◆ **Short exercise**:
Your task is to copy the listing exactly. Drop any pictures from the copy.

◆ **Input data**:

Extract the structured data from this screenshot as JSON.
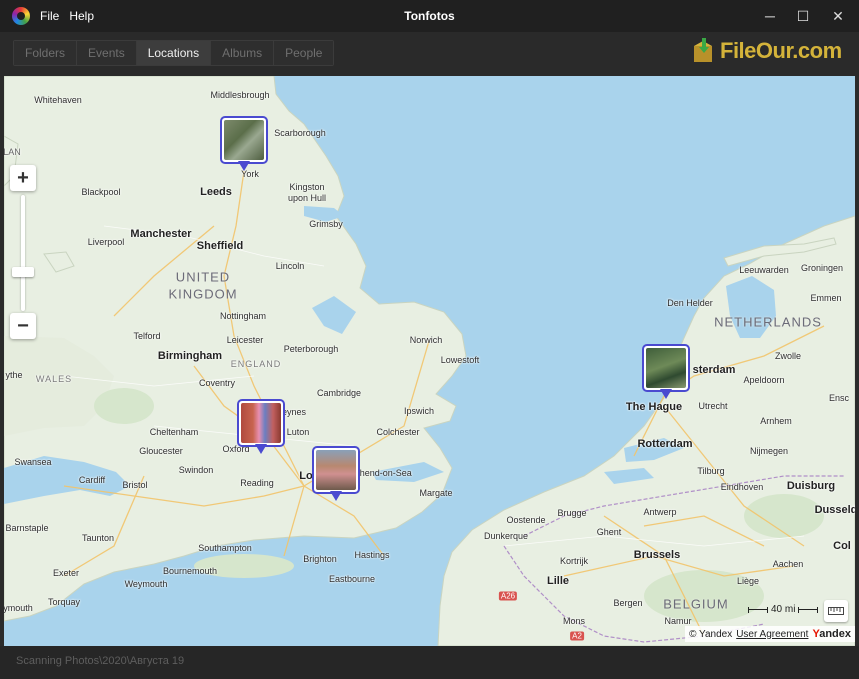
{
  "app": {
    "title": "Tonfotos",
    "menu": [
      "File",
      "Help"
    ],
    "logo_icon": "tonfotos-logo-icon"
  },
  "window_controls": {
    "minimize": "─",
    "maximize": "☐",
    "close": "✕"
  },
  "tabs": [
    {
      "label": "Folders",
      "active": false
    },
    {
      "label": "Events",
      "active": false
    },
    {
      "label": "Locations",
      "active": true
    },
    {
      "label": "Albums",
      "active": false
    },
    {
      "label": "People",
      "active": false
    }
  ],
  "watermark": {
    "text": "FileOur.com"
  },
  "map": {
    "labels": {
      "middlesbrough": "Middlesbrough",
      "whitehaven": "Whitehaven",
      "scarborough": "Scarborough",
      "york": "York",
      "blackpool": "Blackpool",
      "leeds": "Leeds",
      "kingston": "Kingston upon Hull",
      "grimsby": "Grimsby",
      "manchester": "Manchester",
      "liverpool": "Liverpool",
      "sheffield": "Sheffield",
      "lincoln": "Lincoln",
      "uk1": "UNITED",
      "uk2": "KINGDOM",
      "nottingham": "Nottingham",
      "norwich": "Norwich",
      "telford": "Telford",
      "leicester": "Leicester",
      "peterborough": "Peterborough",
      "england": "ENGLAND",
      "lowestoft": "Lowestoft",
      "birmingham": "Birmingham",
      "coventry": "Coventry",
      "wales": "WALES",
      "ythe": "ythe",
      "cambridge": "Cambridge",
      "ipswich": "Ipswich",
      "keynes": "eynes",
      "cheltenham": "Cheltenham",
      "luton": "Luton",
      "colchester": "Colchester",
      "gloucester": "Gloucester",
      "oxford": "Oxford",
      "swansea": "Swansea",
      "swindon": "Swindon",
      "southend": "uthend-on-Sea",
      "cardiff": "Cardiff",
      "bristol": "Bristol",
      "reading": "Reading",
      "london": "Lo",
      "margate": "Margate",
      "barnstaple": "Barnstaple",
      "taunton": "Taunton",
      "southampton": "Southampton",
      "brighton": "Brighton",
      "hastings": "Hastings",
      "exeter": "Exeter",
      "bournemouth": "Bournemouth",
      "eastbourne": "Eastbourne",
      "weymouth": "Weymouth",
      "torquay": "Torquay",
      "ymouth": "ymouth",
      "leeuwarden": "Leeuwarden",
      "groningen": "Groningen",
      "emmen": "Emmen",
      "denhelder": "Den Helder",
      "netherlands": "NETHERLANDS",
      "zwolle": "Zwolle",
      "msterdam": "sterdam",
      "apeldoorn": "Apeldoorn",
      "thehague": "The Hague",
      "utrecht": "Utrecht",
      "arnhem": "Arnhem",
      "enschede": "Ensc",
      "rotterdam": "Rotterdam",
      "nijmegen": "Nijmegen",
      "tilburg": "Tilburg",
      "eindhoven": "Eindhoven",
      "duisburg": "Duisburg",
      "oostende": "Oostende",
      "brugge": "Brugge",
      "antwerp": "Antwerp",
      "dusseldorf": "Dusseld",
      "ghent": "Ghent",
      "dunkerque": "Dunkerque",
      "kortrijk": "Kortrijk",
      "brussels": "Brussels",
      "cologne": "Col",
      "aachen": "Aachen",
      "lille": "Lille",
      "liege": "Liège",
      "belgium": "BELGIUM",
      "mons": "Mons",
      "bergen": "Bergen",
      "namur": "Namur",
      "a26": "A26",
      "a2": "A2",
      "lan": "LAN"
    }
  },
  "zoom": {
    "in_label": "+",
    "out_label": "−",
    "level": 0.34
  },
  "scale": {
    "label": "40 mi"
  },
  "attribution": {
    "copyright": "© Yandex",
    "link": "User Agreement",
    "brand": "Yandex"
  },
  "status": {
    "path": "Scanning Photos\\2020\\Августа 19"
  },
  "colors": {
    "marker_border": "#4a4ad0",
    "watermark": "#d4b33a",
    "sea": "#a9d3ec",
    "land": "#e8efe2"
  }
}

◆ **Completed exercise**:
Extract the structured data from this screenshot as JSON.
{
  "app": {
    "title": "Tonfotos",
    "menu": [
      "File",
      "Help"
    ],
    "logo_icon": "tonfotos-logo-icon"
  },
  "window_controls": {
    "minimize": "─",
    "maximize": "☐",
    "close": "✕"
  },
  "tabs": [
    {
      "label": "Folders",
      "active": false
    },
    {
      "label": "Events",
      "active": false
    },
    {
      "label": "Locations",
      "active": true
    },
    {
      "label": "Albums",
      "active": false
    },
    {
      "label": "People",
      "active": false
    }
  ],
  "watermark": {
    "text": "FileOur.com"
  },
  "map": {
    "labels": {
      "middlesbrough": "Middlesbrough",
      "whitehaven": "Whitehaven",
      "scarborough": "Scarborough",
      "york": "York",
      "blackpool": "Blackpool",
      "leeds": "Leeds",
      "kingston": "Kingston upon Hull",
      "grimsby": "Grimsby",
      "manchester": "Manchester",
      "liverpool": "Liverpool",
      "sheffield": "Sheffield",
      "lincoln": "Lincoln",
      "uk1": "UNITED",
      "uk2": "KINGDOM",
      "nottingham": "Nottingham",
      "norwich": "Norwich",
      "telford": "Telford",
      "leicester": "Leicester",
      "peterborough": "Peterborough",
      "england": "ENGLAND",
      "lowestoft": "Lowestoft",
      "birmingham": "Birmingham",
      "coventry": "Coventry",
      "wales": "WALES",
      "ythe": "ythe",
      "cambridge": "Cambridge",
      "ipswich": "Ipswich",
      "keynes": "eynes",
      "cheltenham": "Cheltenham",
      "luton": "Luton",
      "colchester": "Colchester",
      "gloucester": "Gloucester",
      "oxford": "Oxford",
      "swansea": "Swansea",
      "swindon": "Swindon",
      "southend": "uthend-on-Sea",
      "cardiff": "Cardiff",
      "bristol": "Bristol",
      "reading": "Reading",
      "london": "Lo",
      "margate": "Margate",
      "barnstaple": "Barnstaple",
      "taunton": "Taunton",
      "southampton": "Southampton",
      "brighton": "Brighton",
      "hastings": "Hastings",
      "exeter": "Exeter",
      "bournemouth": "Bournemouth",
      "eastbourne": "Eastbourne",
      "weymouth": "Weymouth",
      "torquay": "Torquay",
      "ymouth": "ymouth",
      "leeuwarden": "Leeuwarden",
      "groningen": "Groningen",
      "emmen": "Emmen",
      "denhelder": "Den Helder",
      "netherlands": "NETHERLANDS",
      "zwolle": "Zwolle",
      "msterdam": "sterdam",
      "apeldoorn": "Apeldoorn",
      "thehague": "The Hague",
      "utrecht": "Utrecht",
      "arnhem": "Arnhem",
      "enschede": "Ensc",
      "rotterdam": "Rotterdam",
      "nijmegen": "Nijmegen",
      "tilburg": "Tilburg",
      "eindhoven": "Eindhoven",
      "duisburg": "Duisburg",
      "oostende": "Oostende",
      "brugge": "Brugge",
      "antwerp": "Antwerp",
      "dusseldorf": "Dusseld",
      "ghent": "Ghent",
      "dunkerque": "Dunkerque",
      "kortrijk": "Kortrijk",
      "brussels": "Brussels",
      "cologne": "Col",
      "aachen": "Aachen",
      "lille": "Lille",
      "liege": "Liège",
      "belgium": "BELGIUM",
      "mons": "Mons",
      "bergen": "Bergen",
      "namur": "Namur",
      "a26": "A26",
      "a2": "A2",
      "lan": "LAN"
    }
  },
  "zoom": {
    "in_label": "+",
    "out_label": "−",
    "level": 0.34
  },
  "scale": {
    "label": "40 mi"
  },
  "attribution": {
    "copyright": "© Yandex",
    "link": "User Agreement",
    "brand": "Yandex"
  },
  "status": {
    "path": "Scanning Photos\\2020\\Августа 19"
  },
  "colors": {
    "marker_border": "#4a4ad0",
    "watermark": "#d4b33a",
    "sea": "#a9d3ec",
    "land": "#e8efe2"
  }
}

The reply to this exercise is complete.